■ Instructions for the task:
Give every line back verbatim, dropping all images.

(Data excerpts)
□ □ □ □

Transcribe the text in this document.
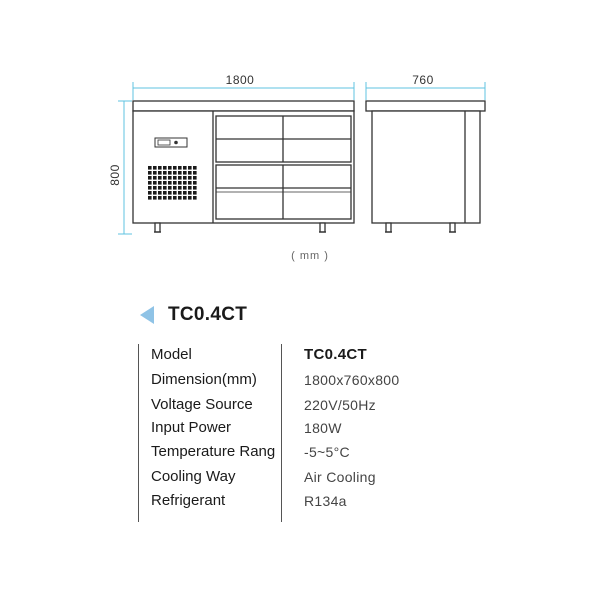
1800	760
800
( mm )
TC0.4CT
Model	TC0.4CT
Dimension(mm)	1800x760x800
Voltage Source	220V/50Hz
Input Power	180W
Temperature Rang	-5~5°C
Cooling Way	Air Cooling
Refrigerant	R134a
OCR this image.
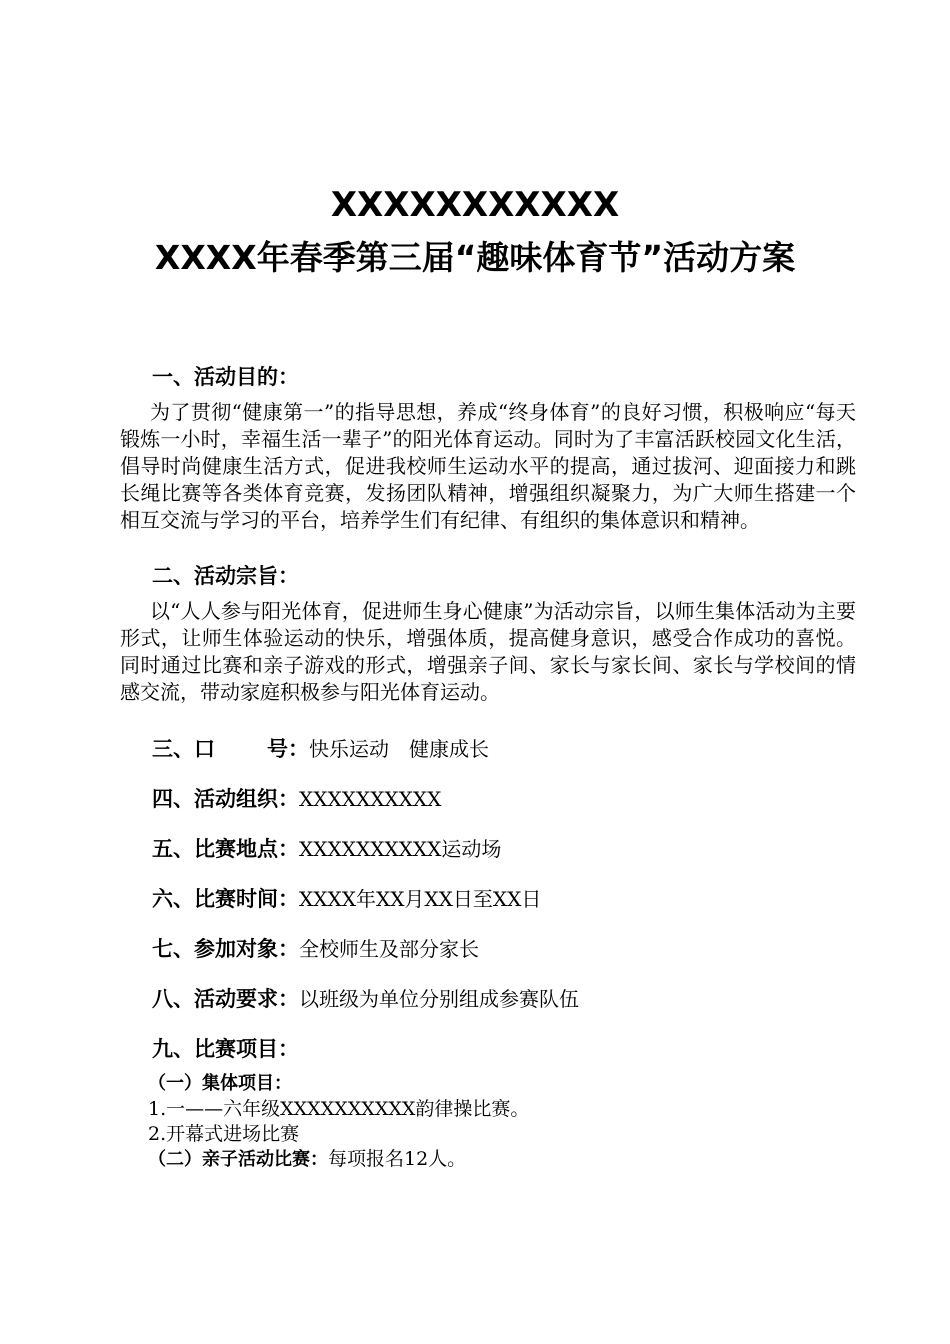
XXXXXXXXXXX
XXXX年春季第三届“趣味体育节”活动方案
一、活动目的：
为了贯彻“健康第一”的指导思想，养成“终身体育”的良好习惯，积极响应“每天锻炼一小时，幸福生活一辈子”的阳光体育运动。同时为了丰富活跃校园文化生活，倡导时尚健康生活方式，促进我校师生运动水平的提高，通过拔河、迎面接力和跳长绳比赛等各类体育竞赛，发扬团队精神，增强组织凝聚力，为广大师生搭建一个相互交流与学习的平台，培养学生们有纪律、有组织的集体意识和精神。
二、活动宗旨：
以“人人参与阳光体育，促进师生身心健康”为活动宗旨，以师生集体活动为主要形式，让师生体验运动的快乐，增强体质，提高健身意识，感受合作成功的喜悦。同时通过比赛和亲子游戏的形式，增强亲子间、家长与家长间、家长与学校间的情感交流，带动家庭积极参与阳光体育运动。
三、口 号：快乐运动　健康成长
四、活动组织：XXXXXXXXXX
五、比赛地点：XXXXXXXXXX运动场
六、比赛时间：XXXX年XX月XX日至XX日
七、参加对象：全校师生及部分家长
八、活动要求：以班级为单位分别组成参赛队伍
九、比赛项目：
（一）集体项目：
1.一——六年级XXXXXXXXXX韵律操比赛。
2.开幕式进场比赛
（二）亲子活动比赛：每项报名12人。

□ □ □ □

■ Problem solution:
Transcribe the text in this document.
1800	760
800
( mm )
TC0.4CT
Model	TC0.4CT
Dimension(mm)	1800x760x800
Voltage Source	220V/50Hz
Input Power	180W
Temperature Rang	-5~5°C
Cooling Way	Air Cooling
Refrigerant	R134a
OCR this image.
XXXXXXXXXXX
XXXX年春季第三届“趣味体育节”活动方案
一、活动目的：
为了贯彻“健康第一”的指导思想，养成“终身体育”的良好习惯，积极响应“每天锻炼一小时，幸福生活一辈子”的阳光体育运动。同时为了丰富活跃校园文化生活，倡导时尚健康生活方式，促进我校师生运动水平的提高，通过拔河、迎面接力和跳长绳比赛等各类体育竞赛，发扬团队精神，增强组织凝聚力，为广大师生搭建一个相互交流与学习的平台，培养学生们有纪律、有组织的集体意识和精神。
二、活动宗旨：
以“人人参与阳光体育，促进师生身心健康”为活动宗旨，以师生集体活动为主要形式，让师生体验运动的快乐，增强体质，提高健身意识，感受合作成功的喜悦。同时通过比赛和亲子游戏的形式，增强亲子间、家长与家长间、家长与学校间的情感交流，带动家庭积极参与阳光体育运动。
三、口 号：快乐运动　健康成长
四、活动组织：XXXXXXXXXX
五、比赛地点：XXXXXXXXXX运动场
六、比赛时间：XXXX年XX月XX日至XX日
七、参加对象：全校师生及部分家长
八、活动要求：以班级为单位分别组成参赛队伍
九、比赛项目：
（一）集体项目：
1.一——六年级XXXXXXXXXX韵律操比赛。
2.开幕式进场比赛
（二）亲子活动比赛：每项报名12人。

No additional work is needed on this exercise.